Records from a data collection
## BEGIN
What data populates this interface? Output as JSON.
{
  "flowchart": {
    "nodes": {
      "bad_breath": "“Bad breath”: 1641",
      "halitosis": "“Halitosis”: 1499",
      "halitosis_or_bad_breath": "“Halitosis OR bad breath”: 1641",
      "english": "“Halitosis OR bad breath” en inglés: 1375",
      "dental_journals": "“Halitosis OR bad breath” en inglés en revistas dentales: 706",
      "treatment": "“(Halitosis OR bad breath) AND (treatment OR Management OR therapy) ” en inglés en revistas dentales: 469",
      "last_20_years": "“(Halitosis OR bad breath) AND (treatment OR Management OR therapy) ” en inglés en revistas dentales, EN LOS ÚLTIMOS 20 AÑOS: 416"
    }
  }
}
## END
- Task instructions -
Exact copies of all the records are required.

- Correct response -
What data populates this interface? Output as JSON.
{
  "flowchart": {
    "nodes": {
      "bad_breath": "“Bad breath”: 1641",
      "halitosis": "“Halitosis”: 1499",
      "halitosis_or_bad_breath": "“Halitosis OR bad breath”: 1641",
      "english": "“Halitosis OR bad breath” en inglés: 1375",
      "dental_journals": "“Halitosis OR bad breath” en inglés en revistas dentales: 706",
      "treatment": "“(Halitosis OR bad breath) AND (treatment OR Management OR therapy) ” en inglés en revistas dentales: 469",
      "last_20_years": "“(Halitosis OR bad breath) AND (treatment OR Management OR therapy) ” en inglés en revistas dentales, EN LOS ÚLTIMOS 20 AÑOS: 416"
    }
  }
}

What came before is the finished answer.